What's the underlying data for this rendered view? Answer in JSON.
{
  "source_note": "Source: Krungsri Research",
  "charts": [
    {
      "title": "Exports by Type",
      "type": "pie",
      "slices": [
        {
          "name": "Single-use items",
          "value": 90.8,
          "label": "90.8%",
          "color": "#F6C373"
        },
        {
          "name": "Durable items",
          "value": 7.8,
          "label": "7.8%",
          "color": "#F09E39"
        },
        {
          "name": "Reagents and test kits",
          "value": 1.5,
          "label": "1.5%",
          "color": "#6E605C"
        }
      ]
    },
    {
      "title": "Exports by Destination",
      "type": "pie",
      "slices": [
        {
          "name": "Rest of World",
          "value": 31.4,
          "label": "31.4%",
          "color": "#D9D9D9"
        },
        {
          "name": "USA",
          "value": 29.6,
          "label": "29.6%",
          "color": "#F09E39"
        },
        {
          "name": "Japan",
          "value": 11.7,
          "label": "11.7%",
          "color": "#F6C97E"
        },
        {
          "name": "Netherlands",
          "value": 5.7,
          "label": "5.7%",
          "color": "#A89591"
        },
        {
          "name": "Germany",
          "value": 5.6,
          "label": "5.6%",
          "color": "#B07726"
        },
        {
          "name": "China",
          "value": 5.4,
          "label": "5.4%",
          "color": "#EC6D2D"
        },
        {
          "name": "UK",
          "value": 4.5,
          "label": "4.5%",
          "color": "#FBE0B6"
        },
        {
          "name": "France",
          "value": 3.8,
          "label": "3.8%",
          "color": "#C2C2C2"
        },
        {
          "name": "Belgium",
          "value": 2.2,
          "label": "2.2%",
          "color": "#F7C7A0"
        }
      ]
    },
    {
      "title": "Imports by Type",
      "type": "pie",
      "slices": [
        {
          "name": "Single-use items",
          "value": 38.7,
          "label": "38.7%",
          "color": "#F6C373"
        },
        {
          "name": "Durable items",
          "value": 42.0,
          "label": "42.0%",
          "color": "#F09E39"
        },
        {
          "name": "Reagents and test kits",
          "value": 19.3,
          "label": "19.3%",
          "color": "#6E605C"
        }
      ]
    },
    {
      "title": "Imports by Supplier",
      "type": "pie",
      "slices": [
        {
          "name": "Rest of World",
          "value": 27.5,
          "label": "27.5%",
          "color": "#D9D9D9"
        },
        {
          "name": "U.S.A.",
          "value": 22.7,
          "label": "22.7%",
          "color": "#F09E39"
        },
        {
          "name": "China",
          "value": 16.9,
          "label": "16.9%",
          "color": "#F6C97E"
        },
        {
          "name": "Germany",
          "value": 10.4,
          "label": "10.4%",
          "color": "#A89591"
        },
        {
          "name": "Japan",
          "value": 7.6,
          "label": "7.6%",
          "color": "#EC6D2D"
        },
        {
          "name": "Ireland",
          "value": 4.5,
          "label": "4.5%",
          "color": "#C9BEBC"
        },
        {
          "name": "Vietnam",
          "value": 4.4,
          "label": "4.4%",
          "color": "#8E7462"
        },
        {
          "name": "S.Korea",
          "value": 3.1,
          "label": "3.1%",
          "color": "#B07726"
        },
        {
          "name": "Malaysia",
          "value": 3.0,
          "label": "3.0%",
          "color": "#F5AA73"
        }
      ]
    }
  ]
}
========================
» **What needs to be done**
Locate the word "title" in the records and collect each line it appears in.

» **Result for this task**
      "title": "Exports by Type",
      "title": "Exports by Destination",
      "title": "Imports by Type",
      "title": "Imports by Supplier",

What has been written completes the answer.